--- START Listing ---

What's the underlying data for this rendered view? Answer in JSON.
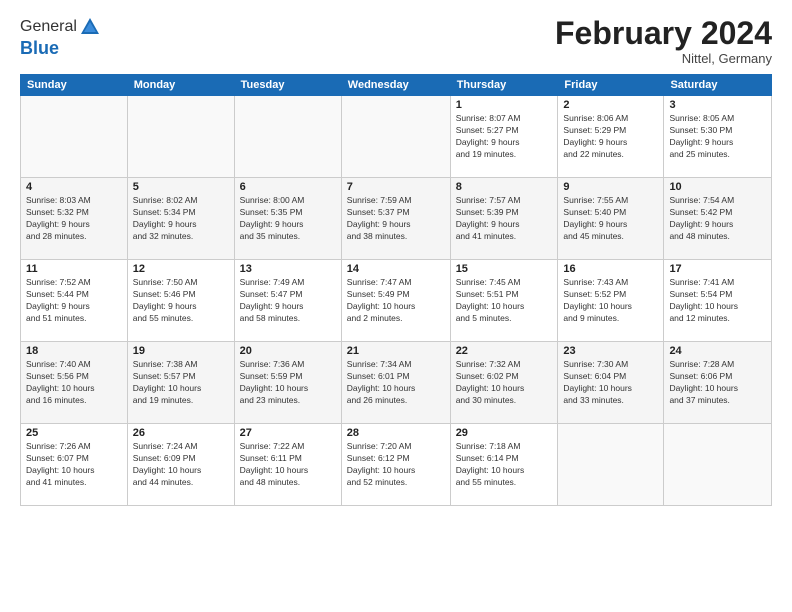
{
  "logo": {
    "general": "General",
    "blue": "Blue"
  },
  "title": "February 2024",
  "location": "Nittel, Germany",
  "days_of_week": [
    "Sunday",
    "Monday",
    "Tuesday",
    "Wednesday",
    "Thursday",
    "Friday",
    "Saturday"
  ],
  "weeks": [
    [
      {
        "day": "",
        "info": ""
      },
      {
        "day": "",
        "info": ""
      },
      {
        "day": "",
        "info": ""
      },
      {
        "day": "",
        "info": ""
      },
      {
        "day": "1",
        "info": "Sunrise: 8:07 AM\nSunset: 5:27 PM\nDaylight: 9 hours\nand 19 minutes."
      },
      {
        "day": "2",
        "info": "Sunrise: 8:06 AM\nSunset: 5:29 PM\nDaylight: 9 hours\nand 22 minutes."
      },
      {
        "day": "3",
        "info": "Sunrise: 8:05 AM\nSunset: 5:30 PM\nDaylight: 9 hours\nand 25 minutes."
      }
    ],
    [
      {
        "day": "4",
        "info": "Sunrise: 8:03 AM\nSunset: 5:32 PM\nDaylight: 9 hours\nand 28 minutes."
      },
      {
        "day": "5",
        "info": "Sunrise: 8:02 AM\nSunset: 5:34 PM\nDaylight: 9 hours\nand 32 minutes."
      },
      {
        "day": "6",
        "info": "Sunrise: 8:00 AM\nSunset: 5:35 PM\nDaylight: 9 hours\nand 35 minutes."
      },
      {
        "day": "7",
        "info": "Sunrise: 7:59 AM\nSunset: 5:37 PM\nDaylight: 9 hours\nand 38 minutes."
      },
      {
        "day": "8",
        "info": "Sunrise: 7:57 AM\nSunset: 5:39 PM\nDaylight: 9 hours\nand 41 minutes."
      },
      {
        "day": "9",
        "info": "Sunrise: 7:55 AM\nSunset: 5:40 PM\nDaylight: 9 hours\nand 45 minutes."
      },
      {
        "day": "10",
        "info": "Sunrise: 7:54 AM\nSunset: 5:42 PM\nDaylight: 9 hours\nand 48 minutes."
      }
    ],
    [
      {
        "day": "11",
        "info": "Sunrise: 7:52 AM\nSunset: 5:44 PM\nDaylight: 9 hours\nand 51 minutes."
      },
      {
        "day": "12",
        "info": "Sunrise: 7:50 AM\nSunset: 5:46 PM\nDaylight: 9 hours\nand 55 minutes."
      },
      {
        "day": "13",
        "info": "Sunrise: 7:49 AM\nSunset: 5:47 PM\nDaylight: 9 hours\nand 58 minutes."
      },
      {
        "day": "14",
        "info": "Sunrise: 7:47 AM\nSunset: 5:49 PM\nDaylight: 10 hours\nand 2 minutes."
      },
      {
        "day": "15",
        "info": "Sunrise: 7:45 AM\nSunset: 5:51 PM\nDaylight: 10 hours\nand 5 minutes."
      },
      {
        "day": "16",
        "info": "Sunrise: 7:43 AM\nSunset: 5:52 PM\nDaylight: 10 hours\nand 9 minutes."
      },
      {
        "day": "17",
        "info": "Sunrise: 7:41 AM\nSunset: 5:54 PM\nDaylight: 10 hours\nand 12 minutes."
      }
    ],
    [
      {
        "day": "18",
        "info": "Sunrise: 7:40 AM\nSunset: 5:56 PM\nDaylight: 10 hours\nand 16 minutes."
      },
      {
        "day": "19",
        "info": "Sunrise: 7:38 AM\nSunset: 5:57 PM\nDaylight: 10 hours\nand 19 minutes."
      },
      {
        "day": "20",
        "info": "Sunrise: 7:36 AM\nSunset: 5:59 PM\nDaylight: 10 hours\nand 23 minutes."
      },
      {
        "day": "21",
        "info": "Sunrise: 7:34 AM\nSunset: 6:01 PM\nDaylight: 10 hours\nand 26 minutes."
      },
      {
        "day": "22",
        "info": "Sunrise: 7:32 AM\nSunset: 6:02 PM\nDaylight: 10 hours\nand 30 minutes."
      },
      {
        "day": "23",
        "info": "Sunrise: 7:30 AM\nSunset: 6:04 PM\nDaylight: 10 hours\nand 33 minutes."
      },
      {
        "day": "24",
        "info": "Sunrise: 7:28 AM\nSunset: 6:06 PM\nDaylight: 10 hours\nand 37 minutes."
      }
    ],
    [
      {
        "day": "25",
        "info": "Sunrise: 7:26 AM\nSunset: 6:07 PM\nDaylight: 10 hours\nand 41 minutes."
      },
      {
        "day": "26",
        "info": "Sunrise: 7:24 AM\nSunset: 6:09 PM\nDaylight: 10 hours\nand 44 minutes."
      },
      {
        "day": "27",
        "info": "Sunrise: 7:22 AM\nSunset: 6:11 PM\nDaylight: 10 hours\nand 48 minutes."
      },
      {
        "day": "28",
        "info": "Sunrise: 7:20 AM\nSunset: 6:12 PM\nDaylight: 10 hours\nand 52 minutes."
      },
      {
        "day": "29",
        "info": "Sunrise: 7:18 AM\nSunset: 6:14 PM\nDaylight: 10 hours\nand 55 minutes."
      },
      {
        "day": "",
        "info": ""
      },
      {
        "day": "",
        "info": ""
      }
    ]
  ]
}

--- END Listing ---

What is required
Write out every line above exactly as it is, leaving out the pictures.

Correct result
What's the underlying data for this rendered view? Answer in JSON.
{
  "logo": {
    "general": "General",
    "blue": "Blue"
  },
  "title": "February 2024",
  "location": "Nittel, Germany",
  "days_of_week": [
    "Sunday",
    "Monday",
    "Tuesday",
    "Wednesday",
    "Thursday",
    "Friday",
    "Saturday"
  ],
  "weeks": [
    [
      {
        "day": "",
        "info": ""
      },
      {
        "day": "",
        "info": ""
      },
      {
        "day": "",
        "info": ""
      },
      {
        "day": "",
        "info": ""
      },
      {
        "day": "1",
        "info": "Sunrise: 8:07 AM\nSunset: 5:27 PM\nDaylight: 9 hours\nand 19 minutes."
      },
      {
        "day": "2",
        "info": "Sunrise: 8:06 AM\nSunset: 5:29 PM\nDaylight: 9 hours\nand 22 minutes."
      },
      {
        "day": "3",
        "info": "Sunrise: 8:05 AM\nSunset: 5:30 PM\nDaylight: 9 hours\nand 25 minutes."
      }
    ],
    [
      {
        "day": "4",
        "info": "Sunrise: 8:03 AM\nSunset: 5:32 PM\nDaylight: 9 hours\nand 28 minutes."
      },
      {
        "day": "5",
        "info": "Sunrise: 8:02 AM\nSunset: 5:34 PM\nDaylight: 9 hours\nand 32 minutes."
      },
      {
        "day": "6",
        "info": "Sunrise: 8:00 AM\nSunset: 5:35 PM\nDaylight: 9 hours\nand 35 minutes."
      },
      {
        "day": "7",
        "info": "Sunrise: 7:59 AM\nSunset: 5:37 PM\nDaylight: 9 hours\nand 38 minutes."
      },
      {
        "day": "8",
        "info": "Sunrise: 7:57 AM\nSunset: 5:39 PM\nDaylight: 9 hours\nand 41 minutes."
      },
      {
        "day": "9",
        "info": "Sunrise: 7:55 AM\nSunset: 5:40 PM\nDaylight: 9 hours\nand 45 minutes."
      },
      {
        "day": "10",
        "info": "Sunrise: 7:54 AM\nSunset: 5:42 PM\nDaylight: 9 hours\nand 48 minutes."
      }
    ],
    [
      {
        "day": "11",
        "info": "Sunrise: 7:52 AM\nSunset: 5:44 PM\nDaylight: 9 hours\nand 51 minutes."
      },
      {
        "day": "12",
        "info": "Sunrise: 7:50 AM\nSunset: 5:46 PM\nDaylight: 9 hours\nand 55 minutes."
      },
      {
        "day": "13",
        "info": "Sunrise: 7:49 AM\nSunset: 5:47 PM\nDaylight: 9 hours\nand 58 minutes."
      },
      {
        "day": "14",
        "info": "Sunrise: 7:47 AM\nSunset: 5:49 PM\nDaylight: 10 hours\nand 2 minutes."
      },
      {
        "day": "15",
        "info": "Sunrise: 7:45 AM\nSunset: 5:51 PM\nDaylight: 10 hours\nand 5 minutes."
      },
      {
        "day": "16",
        "info": "Sunrise: 7:43 AM\nSunset: 5:52 PM\nDaylight: 10 hours\nand 9 minutes."
      },
      {
        "day": "17",
        "info": "Sunrise: 7:41 AM\nSunset: 5:54 PM\nDaylight: 10 hours\nand 12 minutes."
      }
    ],
    [
      {
        "day": "18",
        "info": "Sunrise: 7:40 AM\nSunset: 5:56 PM\nDaylight: 10 hours\nand 16 minutes."
      },
      {
        "day": "19",
        "info": "Sunrise: 7:38 AM\nSunset: 5:57 PM\nDaylight: 10 hours\nand 19 minutes."
      },
      {
        "day": "20",
        "info": "Sunrise: 7:36 AM\nSunset: 5:59 PM\nDaylight: 10 hours\nand 23 minutes."
      },
      {
        "day": "21",
        "info": "Sunrise: 7:34 AM\nSunset: 6:01 PM\nDaylight: 10 hours\nand 26 minutes."
      },
      {
        "day": "22",
        "info": "Sunrise: 7:32 AM\nSunset: 6:02 PM\nDaylight: 10 hours\nand 30 minutes."
      },
      {
        "day": "23",
        "info": "Sunrise: 7:30 AM\nSunset: 6:04 PM\nDaylight: 10 hours\nand 33 minutes."
      },
      {
        "day": "24",
        "info": "Sunrise: 7:28 AM\nSunset: 6:06 PM\nDaylight: 10 hours\nand 37 minutes."
      }
    ],
    [
      {
        "day": "25",
        "info": "Sunrise: 7:26 AM\nSunset: 6:07 PM\nDaylight: 10 hours\nand 41 minutes."
      },
      {
        "day": "26",
        "info": "Sunrise: 7:24 AM\nSunset: 6:09 PM\nDaylight: 10 hours\nand 44 minutes."
      },
      {
        "day": "27",
        "info": "Sunrise: 7:22 AM\nSunset: 6:11 PM\nDaylight: 10 hours\nand 48 minutes."
      },
      {
        "day": "28",
        "info": "Sunrise: 7:20 AM\nSunset: 6:12 PM\nDaylight: 10 hours\nand 52 minutes."
      },
      {
        "day": "29",
        "info": "Sunrise: 7:18 AM\nSunset: 6:14 PM\nDaylight: 10 hours\nand 55 minutes."
      },
      {
        "day": "",
        "info": ""
      },
      {
        "day": "",
        "info": ""
      }
    ]
  ]
}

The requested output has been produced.